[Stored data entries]

******************************

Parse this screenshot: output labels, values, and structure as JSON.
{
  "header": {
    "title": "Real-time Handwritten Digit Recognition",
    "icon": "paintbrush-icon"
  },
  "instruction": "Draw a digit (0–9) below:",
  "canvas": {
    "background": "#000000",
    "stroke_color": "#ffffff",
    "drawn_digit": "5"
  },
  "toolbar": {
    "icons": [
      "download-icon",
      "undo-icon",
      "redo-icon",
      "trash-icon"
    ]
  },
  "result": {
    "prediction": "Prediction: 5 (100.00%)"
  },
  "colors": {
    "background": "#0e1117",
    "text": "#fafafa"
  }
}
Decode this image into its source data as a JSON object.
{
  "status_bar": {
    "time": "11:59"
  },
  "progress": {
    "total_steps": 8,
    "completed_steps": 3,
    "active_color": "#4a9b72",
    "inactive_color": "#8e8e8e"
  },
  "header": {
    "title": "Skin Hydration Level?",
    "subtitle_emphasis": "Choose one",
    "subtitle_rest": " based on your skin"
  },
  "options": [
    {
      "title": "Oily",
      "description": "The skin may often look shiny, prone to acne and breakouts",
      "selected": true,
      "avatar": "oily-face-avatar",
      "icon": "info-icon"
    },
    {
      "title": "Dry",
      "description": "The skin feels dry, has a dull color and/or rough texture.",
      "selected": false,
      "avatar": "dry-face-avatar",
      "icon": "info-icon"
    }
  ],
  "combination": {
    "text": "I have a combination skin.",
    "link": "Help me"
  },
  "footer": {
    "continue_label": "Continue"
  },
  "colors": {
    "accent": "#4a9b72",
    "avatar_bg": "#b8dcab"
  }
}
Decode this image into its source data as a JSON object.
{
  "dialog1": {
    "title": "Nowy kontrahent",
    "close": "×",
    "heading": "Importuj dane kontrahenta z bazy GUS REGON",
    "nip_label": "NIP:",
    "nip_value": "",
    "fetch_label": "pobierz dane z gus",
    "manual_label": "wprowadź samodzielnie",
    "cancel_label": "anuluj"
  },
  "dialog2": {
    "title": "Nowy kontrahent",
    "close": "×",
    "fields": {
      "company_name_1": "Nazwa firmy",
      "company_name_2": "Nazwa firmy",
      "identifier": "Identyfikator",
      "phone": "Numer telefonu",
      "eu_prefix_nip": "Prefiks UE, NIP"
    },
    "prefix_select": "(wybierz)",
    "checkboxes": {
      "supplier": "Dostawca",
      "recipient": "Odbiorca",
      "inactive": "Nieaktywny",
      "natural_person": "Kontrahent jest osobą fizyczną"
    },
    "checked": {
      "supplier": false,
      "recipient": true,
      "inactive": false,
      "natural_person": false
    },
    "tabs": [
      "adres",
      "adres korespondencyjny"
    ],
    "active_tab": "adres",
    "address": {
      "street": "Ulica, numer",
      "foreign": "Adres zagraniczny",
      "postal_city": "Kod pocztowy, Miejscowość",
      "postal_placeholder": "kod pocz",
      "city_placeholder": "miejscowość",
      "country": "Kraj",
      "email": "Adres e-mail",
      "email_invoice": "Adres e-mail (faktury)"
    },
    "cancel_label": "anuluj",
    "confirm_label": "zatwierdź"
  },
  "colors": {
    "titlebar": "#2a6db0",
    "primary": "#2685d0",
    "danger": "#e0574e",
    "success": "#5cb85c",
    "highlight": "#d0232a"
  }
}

******************************

*Exercise task:* Which lines in the listing above hold the word "anuluj"? Show each of them.

*The reply:*
    "cancel_label": "anuluj"
    "cancel_label": "anuluj",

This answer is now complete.